### Exercise description:
Do any lines in the data below contain "name"? If so, copy every one of them.

Dataset excerpts start

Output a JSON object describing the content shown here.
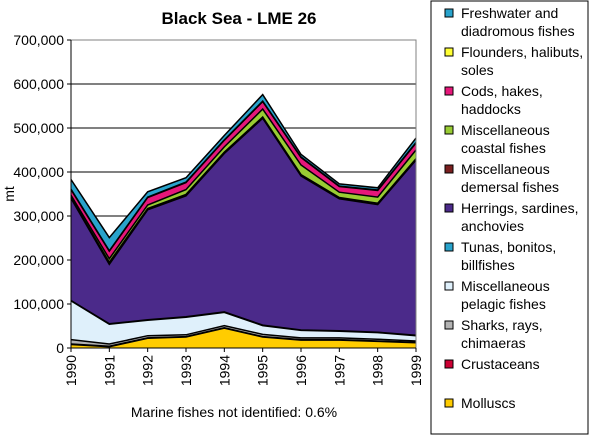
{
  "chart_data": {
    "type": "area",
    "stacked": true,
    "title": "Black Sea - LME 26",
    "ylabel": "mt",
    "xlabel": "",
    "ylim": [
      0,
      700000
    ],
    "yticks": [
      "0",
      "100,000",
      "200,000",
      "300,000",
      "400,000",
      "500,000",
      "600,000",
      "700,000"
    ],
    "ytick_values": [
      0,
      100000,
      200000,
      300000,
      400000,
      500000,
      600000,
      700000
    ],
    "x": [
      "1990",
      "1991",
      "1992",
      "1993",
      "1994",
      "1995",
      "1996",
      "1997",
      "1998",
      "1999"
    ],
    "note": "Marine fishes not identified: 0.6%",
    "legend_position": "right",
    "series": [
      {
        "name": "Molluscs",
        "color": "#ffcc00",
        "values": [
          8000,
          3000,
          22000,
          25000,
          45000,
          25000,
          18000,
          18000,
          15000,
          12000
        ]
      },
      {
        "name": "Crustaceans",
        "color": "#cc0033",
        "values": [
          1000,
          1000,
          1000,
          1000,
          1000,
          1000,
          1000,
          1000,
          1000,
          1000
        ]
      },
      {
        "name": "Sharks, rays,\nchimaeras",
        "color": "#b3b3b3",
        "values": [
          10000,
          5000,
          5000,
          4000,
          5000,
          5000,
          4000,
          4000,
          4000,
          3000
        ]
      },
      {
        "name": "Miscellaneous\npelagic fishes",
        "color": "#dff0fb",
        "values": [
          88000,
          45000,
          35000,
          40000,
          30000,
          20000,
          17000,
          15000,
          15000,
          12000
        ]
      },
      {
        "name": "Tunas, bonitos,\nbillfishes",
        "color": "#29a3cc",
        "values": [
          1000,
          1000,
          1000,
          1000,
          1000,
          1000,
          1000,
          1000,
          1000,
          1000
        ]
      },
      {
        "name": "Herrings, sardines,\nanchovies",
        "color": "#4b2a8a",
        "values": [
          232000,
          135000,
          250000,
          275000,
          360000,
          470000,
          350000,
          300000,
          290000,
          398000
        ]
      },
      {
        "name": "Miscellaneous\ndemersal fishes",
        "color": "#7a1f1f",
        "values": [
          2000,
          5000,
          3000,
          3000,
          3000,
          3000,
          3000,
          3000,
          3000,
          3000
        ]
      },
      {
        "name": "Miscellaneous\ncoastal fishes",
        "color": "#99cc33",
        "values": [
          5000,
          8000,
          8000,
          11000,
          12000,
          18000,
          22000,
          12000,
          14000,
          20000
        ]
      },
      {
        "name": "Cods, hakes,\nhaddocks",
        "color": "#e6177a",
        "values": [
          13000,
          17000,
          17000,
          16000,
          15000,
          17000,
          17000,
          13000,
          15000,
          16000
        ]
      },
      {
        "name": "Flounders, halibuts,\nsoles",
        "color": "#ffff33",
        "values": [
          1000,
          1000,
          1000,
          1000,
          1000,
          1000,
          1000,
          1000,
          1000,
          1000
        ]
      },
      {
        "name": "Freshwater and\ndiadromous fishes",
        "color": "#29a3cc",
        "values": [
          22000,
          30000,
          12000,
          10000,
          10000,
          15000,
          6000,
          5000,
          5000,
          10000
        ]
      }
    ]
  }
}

Dataset excerpts end
Dataset excerpts start

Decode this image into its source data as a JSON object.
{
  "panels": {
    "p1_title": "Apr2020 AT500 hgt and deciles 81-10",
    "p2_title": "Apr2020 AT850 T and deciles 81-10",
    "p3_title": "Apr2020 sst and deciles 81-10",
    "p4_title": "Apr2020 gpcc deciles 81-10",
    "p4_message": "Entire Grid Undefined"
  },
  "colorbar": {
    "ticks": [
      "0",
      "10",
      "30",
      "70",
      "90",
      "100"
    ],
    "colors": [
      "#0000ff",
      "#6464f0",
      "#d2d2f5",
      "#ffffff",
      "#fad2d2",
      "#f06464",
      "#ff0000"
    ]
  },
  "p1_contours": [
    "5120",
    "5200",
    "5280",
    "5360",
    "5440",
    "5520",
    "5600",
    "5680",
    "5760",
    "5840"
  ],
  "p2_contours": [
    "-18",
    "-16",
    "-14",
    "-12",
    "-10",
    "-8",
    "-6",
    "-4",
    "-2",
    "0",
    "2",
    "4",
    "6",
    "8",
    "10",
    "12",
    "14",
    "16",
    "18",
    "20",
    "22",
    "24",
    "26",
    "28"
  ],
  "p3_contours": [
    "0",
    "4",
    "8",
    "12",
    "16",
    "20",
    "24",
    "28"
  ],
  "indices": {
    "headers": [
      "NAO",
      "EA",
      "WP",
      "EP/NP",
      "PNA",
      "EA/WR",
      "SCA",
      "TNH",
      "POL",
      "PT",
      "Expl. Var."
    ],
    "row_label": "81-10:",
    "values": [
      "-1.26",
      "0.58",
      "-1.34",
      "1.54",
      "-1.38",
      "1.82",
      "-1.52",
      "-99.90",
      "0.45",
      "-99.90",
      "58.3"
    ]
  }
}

Dataset excerpts end

### Written solution:
        "name": "Molluscs",
        "name": "Crustaceans",
        "name": "Sharks, rays,\nchimaeras",
        "name": "Miscellaneous\npelagic fishes",
        "name": "Tunas, bonitos,\nbillfishes",
        "name": "Herrings, sardines,\nanchovies",
        "name": "Miscellaneous\ndemersal fishes",
        "name": "Miscellaneous\ncoastal fishes",
        "name": "Cods, hakes,\nhaddocks",
        "name": "Flounders, halibuts,\nsoles",
        "name": "Freshwater and\ndiadromous fishes",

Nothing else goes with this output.